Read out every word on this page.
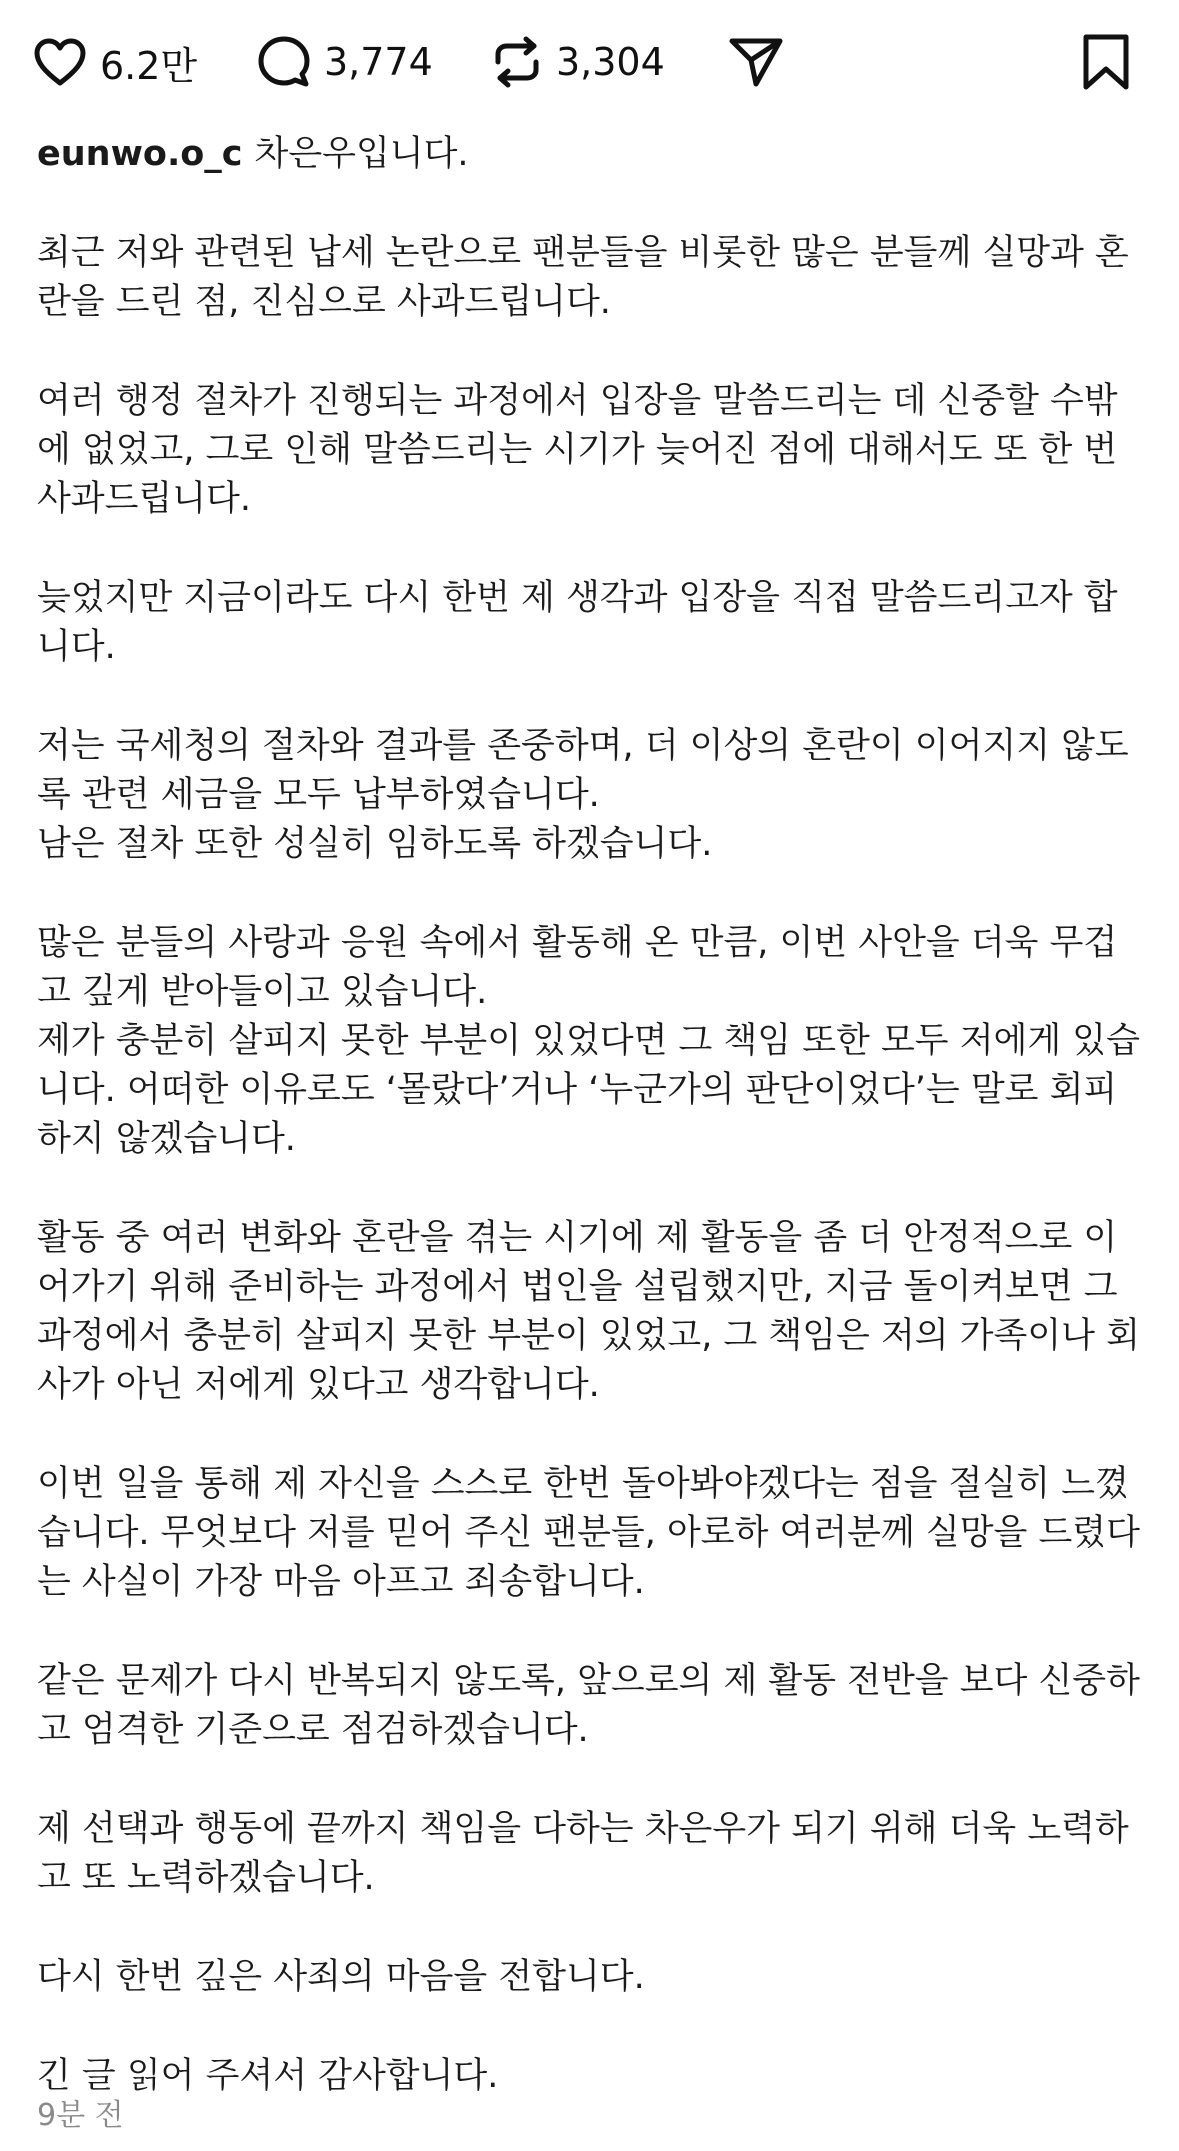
6.2만	3,774	3,304
eunwo.o_c 차은우입니다.
최근 저와 관련된 납세 논란으로 팬분들을 비롯한 많은 분들께 실망과 혼
란을 드린 점, 진심으로 사과드립니다.
여러 행정 절차가 진행되는 과정에서 입장을 말씀드리는 데 신중할 수밖
에 없었고, 그로 인해 말씀드리는 시기가 늦어진 점에 대해서도 또 한 번
사과드립니다.
늦었지만 지금이라도 다시 한번 제 생각과 입장을 직접 말씀드리고자 합
니다.
저는 국세청의 절차와 결과를 존중하며, 더 이상의 혼란이 이어지지 않도
록 관련 세금을 모두 납부하였습니다.
남은 절차 또한 성실히 임하도록 하겠습니다.
많은 분들의 사랑과 응원 속에서 활동해 온 만큼, 이번 사안을 더욱 무겁
고 깊게 받아들이고 있습니다.
제가 충분히 살피지 못한 부분이 있었다면 그 책임 또한 모두 저에게 있습
니다. 어떠한 이유로도 ‘몰랐다’거나 ‘누군가의 판단이었다’는 말로 회피
하지 않겠습니다.
활동 중 여러 변화와 혼란을 겪는 시기에 제 활동을 좀 더 안정적으로 이
어가기 위해 준비하는 과정에서 법인을 설립했지만, 지금 돌이켜보면 그
과정에서 충분히 살피지 못한 부분이 있었고, 그 책임은 저의 가족이나 회
사가 아닌 저에게 있다고 생각합니다.
이번 일을 통해 제 자신을 스스로 한번 돌아봐야겠다는 점을 절실히 느꼈
습니다. 무엇보다 저를 믿어 주신 팬분들, 아로하 여러분께 실망을 드렸다
는 사실이 가장 마음 아프고 죄송합니다.
같은 문제가 다시 반복되지 않도록, 앞으로의 제 활동 전반을 보다 신중하
고 엄격한 기준으로 점검하겠습니다.
제 선택과 행동에 끝까지 책임을 다하는 차은우가 되기 위해 더욱 노력하
고 또 노력하겠습니다.
다시 한번 깊은 사죄의 마음을 전합니다.
긴 글 읽어 주셔서 감사합니다.
9분 전
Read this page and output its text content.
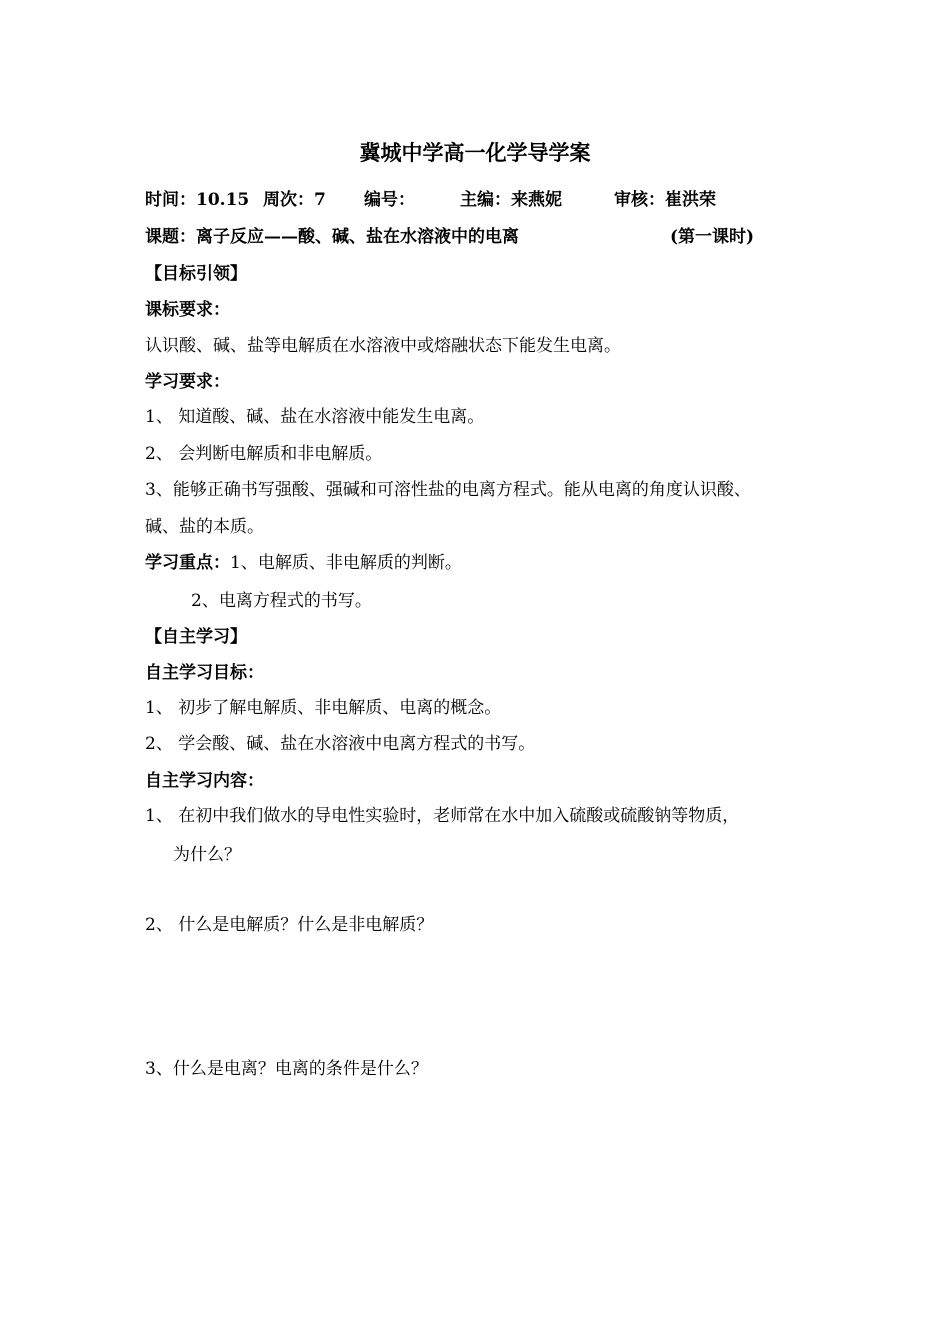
冀城中学高一化学导学案
时间：10.15 周次：7 编号：	主编：来燕妮	审核：崔洪荣
课题：离子反应——酸、碱、盐在水溶液中的电离	(第一课时)
【目标引领】
课标要求：
认识酸、碱、盐等电解质在水溶液中或熔融状态下能发生电离。
学习要求：
1、 知道酸、碱、盐在水溶液中能发生电离。
2、 会判断电解质和非电解质。
3、能够正确书写强酸、强碱和可溶性盐的电离方程式。能从电离的角度认识酸、
碱、盐的本质。
学习重点：1、电解质、非电解质的判断。
2、电离方程式的书写。
【自主学习】
自主学习目标：
1、 初步了解电解质、非电解质、电离的概念。
2、 学会酸、碱、盐在水溶液中电离方程式的书写。
自主学习内容：
1、 在初中我们做水的导电性实验时，老师常在水中加入硫酸或硫酸钠等物质，
为什么？
2、 什么是电解质？什么是非电解质？
3、什么是电离？电离的条件是什么？
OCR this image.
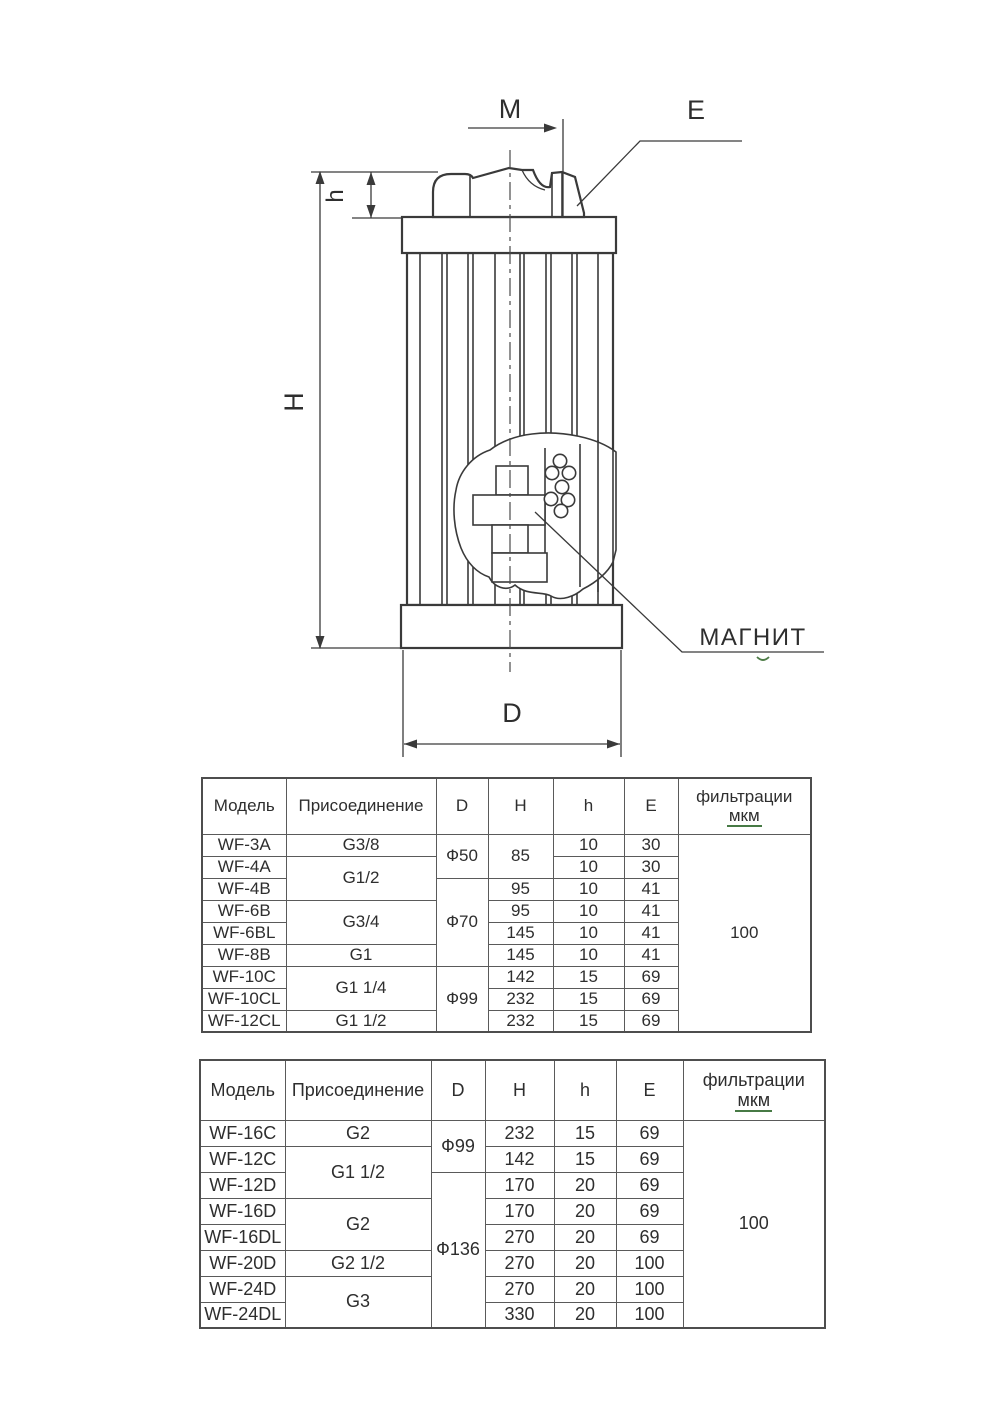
M	E
h
H
D
МАГНИТ
Модель	Присоединение	D	H	h	E	фильтрации
мкм

WF-3A	G3/8	Ф50	85	10	30	100
WF-4A	G1/2			10	30	
WF-4B		Ф70	95	10	41	
WF-6B	G3/4		95	10	41	
WF-6BL			145	10	41	
WF-8B	G1		145	10	41	
WF-10C	G1 1/4	Ф99	142	15	69	
WF-10CL			232	15	69	
WF-12CL	G1 1/2		232	15	69	
Модель	Присоединение	D	H	h	E	фильтрации
мкм

WF-16C	G2	Ф99	232	15	69	100
WF-12C	G1 1/2		142	15	69	
WF-12D		Ф136	170	20	69	
WF-16D	G2		170	20	69	
WF-16DL			270	20	69	
WF-20D	G2 1/2		270	20	100	
WF-24D	G3		270	20	100	
WF-24DL			330	20	100	
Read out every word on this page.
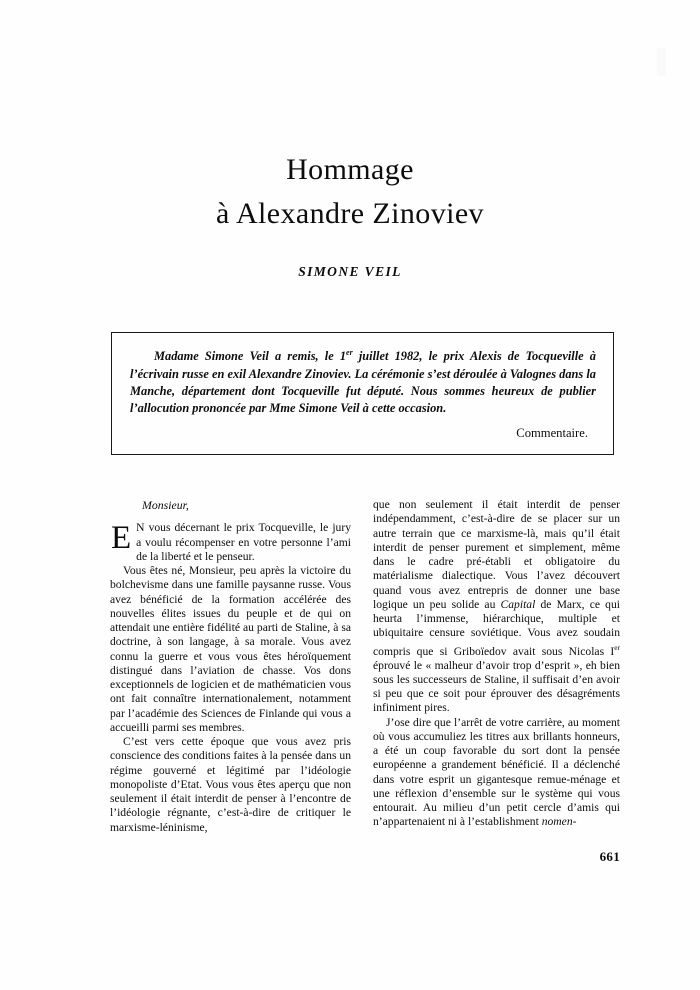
Hommage
à Alexandre Zinoviev
SIMONE VEIL
Madame Simone Veil a remis, le 1er juillet 1982, le prix Alexis de Tocqueville à l’écrivain russe en exil Alexandre Zinoviev. La cérémonie s’est déroulée à Valognes dans la Manche, département dont Tocqueville fut député. Nous sommes heureux de publier l’allocution prononcée par Mme Simone Veil à cette occasion.
Commentaire.
Monsieur,

E N vous décernant le prix Tocqueville, le jury a voulu récompenser en votre personne l’ami de la liberté et le penseur.

Vous êtes né, Monsieur, peu après la victoire du bolchevisme dans une famille paysanne russe. Vous avez bénéficié de la formation accélérée des nouvelles élites issues du peuple et de qui on attendait une entière fidélité au parti de Staline, à sa doctrine, à son langage, à sa morale. Vous avez connu la guerre et vous vous êtes héroïquement distingué dans l’aviation de chasse. Vos dons exceptionnels de logicien et de mathématicien vous ont fait connaître internationalement, notamment par l’académie des Sciences de Finlande qui vous a accueilli parmi ses membres.

C’est vers cette époque que vous avez pris conscience des conditions faites à la pensée dans un régime gouverné et légitimé par l’idéologie monopoliste d’Etat. Vous vous êtes aperçu que non seulement il était interdit de penser à l’encontre de l’idéologie régnante, c’est-à-dire de critiquer le marxisme-léninisme,

que non seulement il était interdit de penser indépendamment, c’est-à-dire de se placer sur un autre terrain que ce marxisme-là, mais qu’il était interdit de penser purement et simplement, même dans le cadre pré-établi et obligatoire du matérialisme dialectique. Vous l’avez découvert quand vous avez entrepris de donner une base logique un peu solide au Capital de Marx, ce qui heurta l’immense, hiérarchique, multiple et ubiquitaire censure soviétique. Vous avez soudain compris que si Griboïedov avait sous Nicolas Ier éprouvé le « malheur d’avoir trop d’esprit », eh bien sous les successeurs de Staline, il suffisait d’en avoir si peu que ce soit pour éprouver des désagréments infiniment pires.

J’ose dire que l’arrêt de votre carrière, au moment où vous accumuliez les titres aux brillants honneurs, a été un coup favorable du sort dont la pensée européenne a grandement bénéficié. Il a déclenché dans votre esprit un gigantesque remue-ménage et une réflexion d’ensemble sur le système qui vous entourait. Au milieu d’un petit cercle d’amis qui n’appartenaient ni à l’establishment nomen-

661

########

Required work —
Repeat everything in the records precisely. Images are excluded from the copy.

Full output —
Read out every word on this page.
6.2만	3,774	3,304
eunwo.o_c 차은우입니다.
최근 저와 관련된 납세 논란으로 팬분들을 비롯한 많은 분들께 실망과 혼
란을 드린 점, 진심으로 사과드립니다.
여러 행정 절차가 진행되는 과정에서 입장을 말씀드리는 데 신중할 수밖
에 없었고, 그로 인해 말씀드리는 시기가 늦어진 점에 대해서도 또 한 번
사과드립니다.
늦었지만 지금이라도 다시 한번 제 생각과 입장을 직접 말씀드리고자 합
니다.
저는 국세청의 절차와 결과를 존중하며, 더 이상의 혼란이 이어지지 않도
록 관련 세금을 모두 납부하였습니다.
남은 절차 또한 성실히 임하도록 하겠습니다.
많은 분들의 사랑과 응원 속에서 활동해 온 만큼, 이번 사안을 더욱 무겁
고 깊게 받아들이고 있습니다.
제가 충분히 살피지 못한 부분이 있었다면 그 책임 또한 모두 저에게 있습
니다. 어떠한 이유로도 ‘몰랐다’거나 ‘누군가의 판단이었다’는 말로 회피
하지 않겠습니다.
활동 중 여러 변화와 혼란을 겪는 시기에 제 활동을 좀 더 안정적으로 이
어가기 위해 준비하는 과정에서 법인을 설립했지만, 지금 돌이켜보면 그
과정에서 충분히 살피지 못한 부분이 있었고, 그 책임은 저의 가족이나 회
사가 아닌 저에게 있다고 생각합니다.
이번 일을 통해 제 자신을 스스로 한번 돌아봐야겠다는 점을 절실히 느꼈
습니다. 무엇보다 저를 믿어 주신 팬분들, 아로하 여러분께 실망을 드렸다
는 사실이 가장 마음 아프고 죄송합니다.
같은 문제가 다시 반복되지 않도록, 앞으로의 제 활동 전반을 보다 신중하
고 엄격한 기준으로 점검하겠습니다.
제 선택과 행동에 끝까지 책임을 다하는 차은우가 되기 위해 더욱 노력하
고 또 노력하겠습니다.
다시 한번 깊은 사죄의 마음을 전합니다.
긴 글 읽어 주셔서 감사합니다.
9분 전
Read this page and output its text content.
冀城中学高一化学导学案
时间：10.15 周次：7 编号：	主编：来燕妮	审核：崔洪荣
课题：离子反应——酸、碱、盐在水溶液中的电离	(第一课时)
【目标引领】
课标要求：
认识酸、碱、盐等电解质在水溶液中或熔融状态下能发生电离。
学习要求：
1、 知道酸、碱、盐在水溶液中能发生电离。
2、 会判断电解质和非电解质。
3、能够正确书写强酸、强碱和可溶性盐的电离方程式。能从电离的角度认识酸、
碱、盐的本质。
学习重点：1、电解质、非电解质的判断。
2、电离方程式的书写。
【自主学习】
自主学习目标：
1、 初步了解电解质、非电解质、电离的概念。
2、 学会酸、碱、盐在水溶液中电离方程式的书写。
自主学习内容：
1、 在初中我们做水的导电性实验时，老师常在水中加入硫酸或硫酸钠等物质，
为什么？
2、 什么是电解质？什么是非电解质？
3、什么是电离？电离的条件是什么？
OCR this image.
M	E
h
H
D
МАГНИТ
Модель	Присоединение	D	H	h	E	фильтрации
мкм

WF-3A	G3/8	Ф50	85	10	30	100
WF-4A	G1/2			10	30	
WF-4B		Ф70	95	10	41	
WF-6B	G3/4		95	10	41	
WF-6BL			145	10	41	
WF-8B	G1		145	10	41	
WF-10C	G1 1/4	Ф99	142	15	69	
WF-10CL			232	15	69	
WF-12CL	G1 1/2		232	15	69	
Модель	Присоединение	D	H	h	E	фильтрации
мкм

WF-16C	G2	Ф99	232	15	69	100
WF-12C	G1 1/2		142	15	69	
WF-12D		Ф136	170	20	69	
WF-16D	G2		170	20	69	
WF-16DL			270	20	69	
WF-20D	G2 1/2		270	20	100	
WF-24D	G3		270	20	100	
WF-24DL			330	20	100	
Read out every word on this page.
Hommage
à Alexandre Zinoviev
SIMONE VEIL
Madame Simone Veil a remis, le 1er juillet 1982, le prix Alexis de Tocqueville à l’écrivain russe en exil Alexandre Zinoviev. La cérémonie s’est déroulée à Valognes dans la Manche, département dont Tocqueville fut député. Nous sommes heureux de publier l’allocution prononcée par Mme Simone Veil à cette occasion.
Commentaire.
Monsieur,

E N vous décernant le prix Tocqueville, le jury a voulu récompenser en votre personne l’ami de la liberté et le penseur.

Vous êtes né, Monsieur, peu après la victoire du bolchevisme dans une famille paysanne russe. Vous avez bénéficié de la formation accélérée des nouvelles élites issues du peuple et de qui on attendait une entière fidélité au parti de Staline, à sa doctrine, à son langage, à sa morale. Vous avez connu la guerre et vous vous êtes héroïquement distingué dans l’aviation de chasse. Vos dons exceptionnels de logicien et de mathématicien vous ont fait connaître internationalement, notamment par l’académie des Sciences de Finlande qui vous a accueilli parmi ses membres.

C’est vers cette époque que vous avez pris conscience des conditions faites à la pensée dans un régime gouverné et légitimé par l’idéologie monopoliste d’Etat. Vous vous êtes aperçu que non seulement il était interdit de penser à l’encontre de l’idéologie régnante, c’est-à-dire de critiquer le marxisme-léninisme,

que non seulement il était interdit de penser indépendamment, c’est-à-dire de se placer sur un autre terrain que ce marxisme-là, mais qu’il était interdit de penser purement et simplement, même dans le cadre pré-établi et obligatoire du matérialisme dialectique. Vous l’avez découvert quand vous avez entrepris de donner une base logique un peu solide au Capital de Marx, ce qui heurta l’immense, hiérarchique, multiple et ubiquitaire censure soviétique. Vous avez soudain compris que si Griboïedov avait sous Nicolas Ier éprouvé le « malheur d’avoir trop d’esprit », eh bien sous les successeurs de Staline, il suffisait d’en avoir si peu que ce soit pour éprouver des désagréments infiniment pires.

J’ose dire que l’arrêt de votre carrière, au moment où vous accumuliez les titres aux brillants honneurs, a été un coup favorable du sort dont la pensée européenne a grandement bénéficié. Il a déclenché dans votre esprit un gigantesque remue-ménage et une réflexion d’ensemble sur le système qui vous entourait. Au milieu d’un petit cercle d’amis qui n’appartenaient ni à l’establishment nomen-

661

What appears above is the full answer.